→ 本文:
__________________________________________________

すきま風

勉強したことのメモとか

AWS Fargate × Firelens (Fluentd) でGoogle BigQueryとCloudWatch LogsにLogを連携する

記事の要点

  • Fargateで起動しているApplication LogをBigQueryとCloudWatch Logsに連携する
  • Table Createをしたいので、Fluent-bitではなくFluentdを利用する
  • Fluentd用のDockerfile, custom.conf を実装する

実装

FluentdでBigQuery, CloudWatch Logsへのデータ連携を実装します。データ連携だけならFluent-bitでも実装可能ですが、現時点 (2020/05/30) で、 Fluent-bit BigQuery pluginではtable createができないみたいなのでFluentdを利用します。

Fluentd

Dockerfile

FROM fluent/fluentd:v1.10.4-1.0

USER root

# file copy
COPY conf/extra.conf     /fluentd/etc/extra.conf
COPY conf/schema.json    /fluentd/etc/schema.json
COPY conf/conf.out       /fluentd/etc/conf.out
COPY extra_entrypoint.sh /bin/

# below RUN includes plugin as examples elasticsearch is not required
# you may customize including plugins as you wish
RUN apk add --no-cache --update --virtual .build-deps \
        sudo build-base ruby-dev \
    && chmod +x /bin/extra_entrypoint.sh \
    && sudo gem install fluent-plugin-bigquery -v "~> 2.2.0" \
    && sudo gem install fluent-plugin-record-reformer -v "~> 0.9.1" \
    && sudo gem install fluent-plugin-cloudwatch-logs -v "~> 0.9.4" \
    && sudo gem sources --clear-all \
    && apk del .build-deps \
    && rm -rf /tmp/* /var/tmp/* /usr/lib/ruby/gems/*/cache/*.gem \
    && mkdir -p /fluentd/etc/.keys \
    && chown -R fluent:fluent /fluentd/etc

USER fluent

# HACK: redefine entrypoint
ENTRYPOINT ["/bin/extra_entrypoint.sh"]
CMD ["fluentd"]

BigQueryへの認証用のjson_keyをContainerに用意するために、entrypoint.shを少し修正しています。 なんでこんな面倒くさいことをしているかというと、bigQueryPlugin内で、環境変数をなぜか読み込んでくれなかったからです。記事の最後に記載しておきます。 (教えてエロい人 🤗)

extra_entrypoint.sh

#!/bin/sh

###### start extra #####
# create key file
cat << EOS > /fluentd/etc/.keys/my-jsonkey.json
{
  "client_email": "${BQ_CLIENT_EMAIL}",
  "private_key": "${BQ_PRIVATE_KEY}"
}
EOS
###### end extra #####

# start default entrypoint
# https://github.com/fluent/fluentd-docker-image/blob/master/v1.10/alpine/entrypoint.sh
/bin/entrypoint.sh "$@"

__________________________________________________

→ 提示資料:
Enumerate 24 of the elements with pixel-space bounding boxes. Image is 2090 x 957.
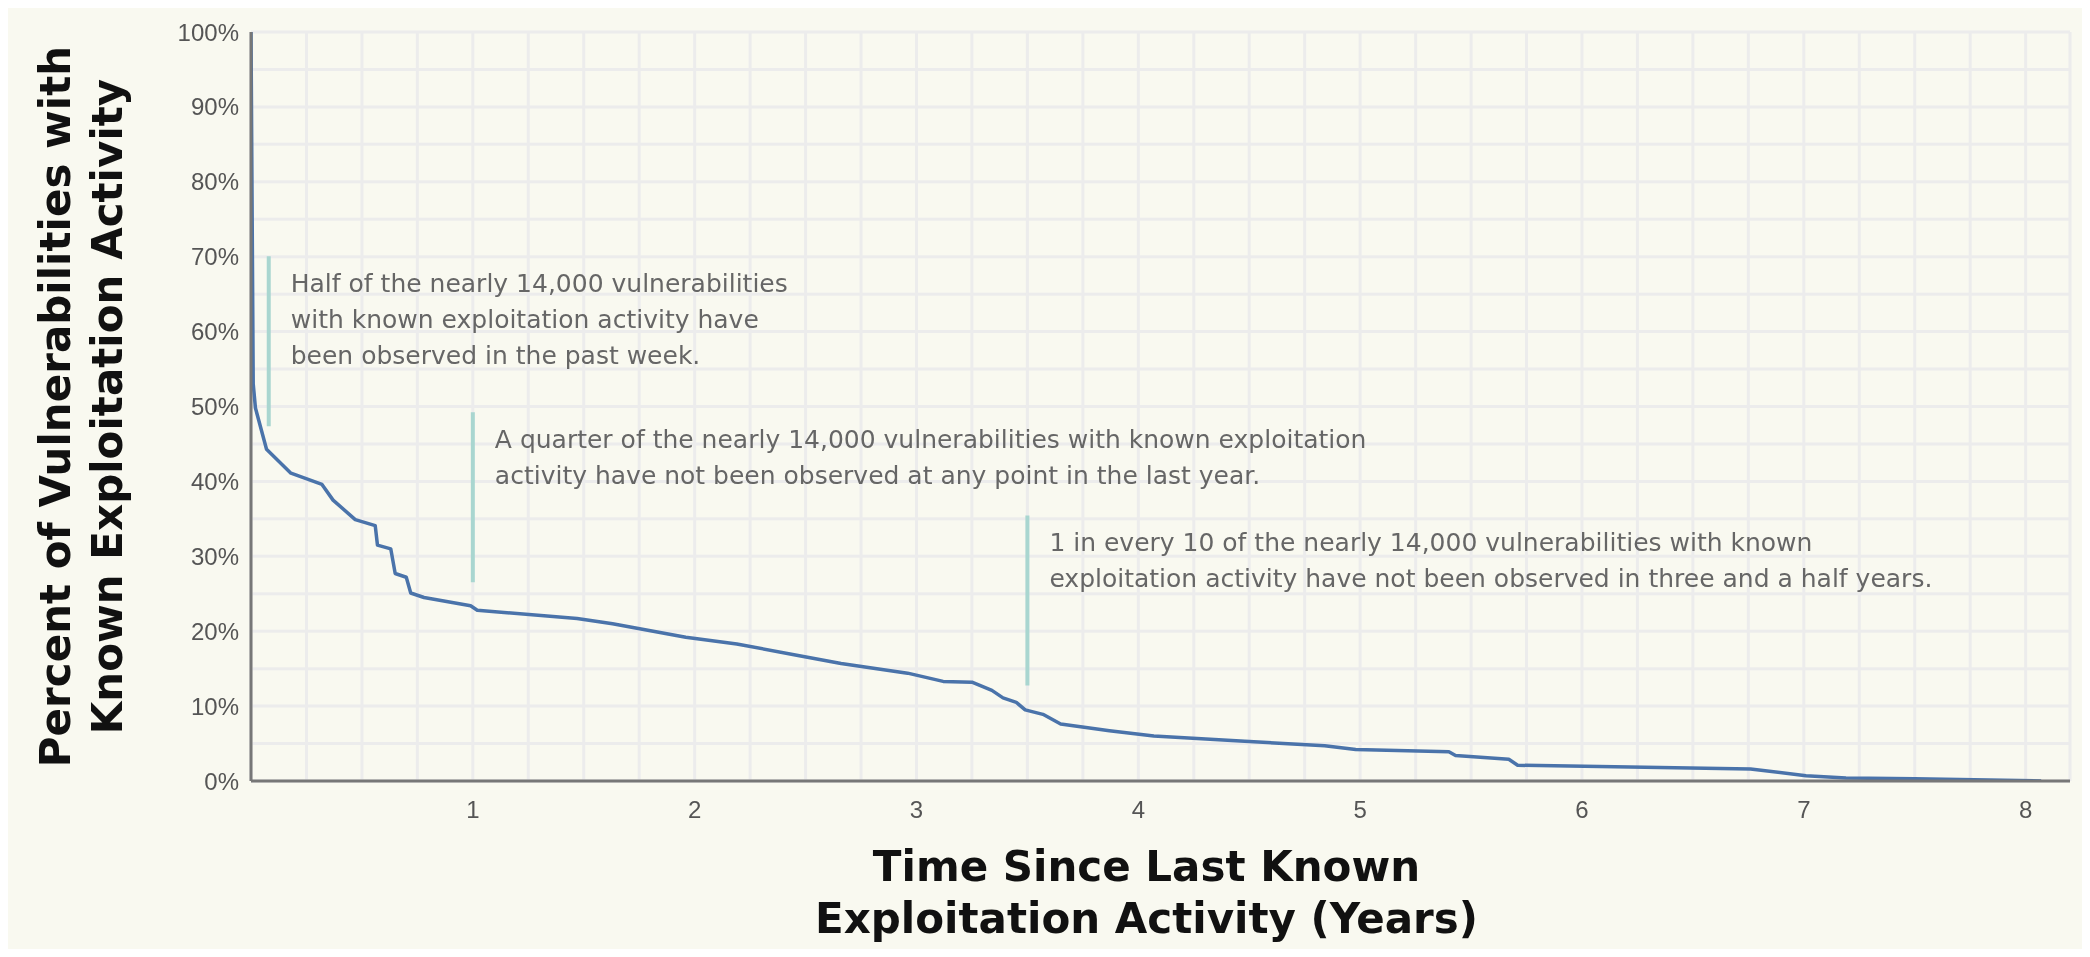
x-tick-label: 3 <box>909 796 924 824</box>
y-tick-label: 40% <box>190 467 239 495</box>
ref-line-label: Half of the nearly 14,000 vulnerabilities with known exploitation activity have been observed in the past week. <box>290 269 788 371</box>
x-tick-label: 1 <box>466 796 480 824</box>
y-tick-label: 70% <box>190 243 239 271</box>
x-tick-label: 4 <box>1131 796 1145 824</box>
x-tick-label: 2 <box>687 796 702 824</box>
y-tick-label: 30% <box>190 542 239 570</box>
y-tick-label: 90% <box>190 93 239 121</box>
y-tick-label: 0% <box>204 767 239 795</box>
y-tick-label: 20% <box>190 617 239 645</box>
ref-line-label: 1 in every 10 of the nearly 14,000 vulnerabilities with known exploitation activity have not been observed in three and a half years. <box>1049 528 1933 594</box>
y-tick-label: 10% <box>190 692 239 720</box>
x-tick-label: 7 <box>1797 796 1811 824</box>
y-tick-label: 50% <box>190 393 239 421</box>
y-tick-label: 100% <box>177 18 239 46</box>
y-axis-title: Percent of Vulnerabilities with Known Exploitation Activity <box>31 45 132 768</box>
x-tick-label: 6 <box>1575 796 1589 824</box>
y-tick-label: 60% <box>190 318 239 346</box>
x-tick-label: 8 <box>2018 796 2033 824</box>
ref-line-label: A quarter of the nearly 14,000 vulnerabilities with known exploitation activity have not been observed at any point in the last year. <box>494 425 1367 491</box>
y-tick-label: 80% <box>190 168 239 196</box>
x-axis-title: Time Since Last Known Exploitation Activity (Years) <box>815 842 1478 943</box>
x-tick-label: 5 <box>1353 796 1367 824</box>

__________________________________________________

→ 指示: Fluentdによるログ連携の本文から、「勉強したことのメモとか」に始まり「BigQuery pluginではtable createができないみたいなのでFluentdを利用します。」に至るまでの箇所を正確に抜き出してください。 記録を参照する必要はありません。

→ 解答:
勉強したことのメモとか

AWS Fargate × Firelens (Fluentd) でGoogle BigQueryとCloudWatch LogsにLogを連携する

記事の要点

  • Fargateで起動しているApplication LogをBigQueryとCloudWatch Logsに連携する
  • Table Createをしたいので、Fluent-bitではなくFluentdを利用する
  • Fluentd用のDockerfile, custom.conf を実装する

実装

FluentdでBigQuery, CloudWatch Logsへのデータ連携を実装します。データ連携だけならFluent-bitでも実装可能ですが、現時点 (2020/05/30) で、 Fluent-bit BigQuery pluginではtable createができないみたいなのでFluentdを利用します。